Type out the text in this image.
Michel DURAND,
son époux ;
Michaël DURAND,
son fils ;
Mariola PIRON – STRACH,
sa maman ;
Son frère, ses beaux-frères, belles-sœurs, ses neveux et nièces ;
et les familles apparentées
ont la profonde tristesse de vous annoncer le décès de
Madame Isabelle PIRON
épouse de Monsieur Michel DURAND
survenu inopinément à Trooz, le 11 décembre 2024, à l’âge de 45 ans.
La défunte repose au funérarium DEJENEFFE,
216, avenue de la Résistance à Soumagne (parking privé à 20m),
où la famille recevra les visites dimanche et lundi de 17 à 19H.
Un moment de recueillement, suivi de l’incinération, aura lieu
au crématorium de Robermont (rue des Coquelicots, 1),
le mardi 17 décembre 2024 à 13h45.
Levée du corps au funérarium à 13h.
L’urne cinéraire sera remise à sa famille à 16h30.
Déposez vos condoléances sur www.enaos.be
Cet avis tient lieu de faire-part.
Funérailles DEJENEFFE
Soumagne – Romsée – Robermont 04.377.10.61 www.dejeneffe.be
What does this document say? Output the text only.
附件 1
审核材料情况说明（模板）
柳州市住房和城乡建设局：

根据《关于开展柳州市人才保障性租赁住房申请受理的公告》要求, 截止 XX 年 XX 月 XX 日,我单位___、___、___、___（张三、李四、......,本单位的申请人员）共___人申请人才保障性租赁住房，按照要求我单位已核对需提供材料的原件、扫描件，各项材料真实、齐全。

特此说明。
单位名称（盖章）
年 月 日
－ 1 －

# # # #

• **Work to complete**
All of the data needs to be reproduced exactly, with no line missing.

• **Answer to this exercise**
Type out the text in this image.
Michel DURAND,
son époux ;
Michaël DURAND,
son fils ;
Mariola PIRON – STRACH,
sa maman ;
Son frère, ses beaux-frères, belles-sœurs, ses neveux et nièces ;
et les familles apparentées
ont la profonde tristesse de vous annoncer le décès de
Madame Isabelle PIRON
épouse de Monsieur Michel DURAND
survenu inopinément à Trooz, le 11 décembre 2024, à l’âge de 45 ans.
La défunte repose au funérarium DEJENEFFE,
216, avenue de la Résistance à Soumagne (parking privé à 20m),
où la famille recevra les visites dimanche et lundi de 17 à 19H.
Un moment de recueillement, suivi de l’incinération, aura lieu
au crématorium de Robermont (rue des Coquelicots, 1),
le mardi 17 décembre 2024 à 13h45.
Levée du corps au funérarium à 13h.
L’urne cinéraire sera remise à sa famille à 16h30.
Déposez vos condoléances sur www.enaos.be
Cet avis tient lieu de faire-part.
Funérailles DEJENEFFE
Soumagne – Romsée – Robermont 04.377.10.61 www.dejeneffe.be
What does this document say? Output the text only.
附件 1
审核材料情况说明（模板）
柳州市住房和城乡建设局：

根据《关于开展柳州市人才保障性租赁住房申请受理的公告》要求, 截止 XX 年 XX 月 XX 日,我单位___、___、___、___（张三、李四、......,本单位的申请人员）共___人申请人才保障性租赁住房，按照要求我单位已核对需提供材料的原件、扫描件，各项材料真实、齐全。

特此说明。
单位名称（盖章）
年 月 日
－ 1 －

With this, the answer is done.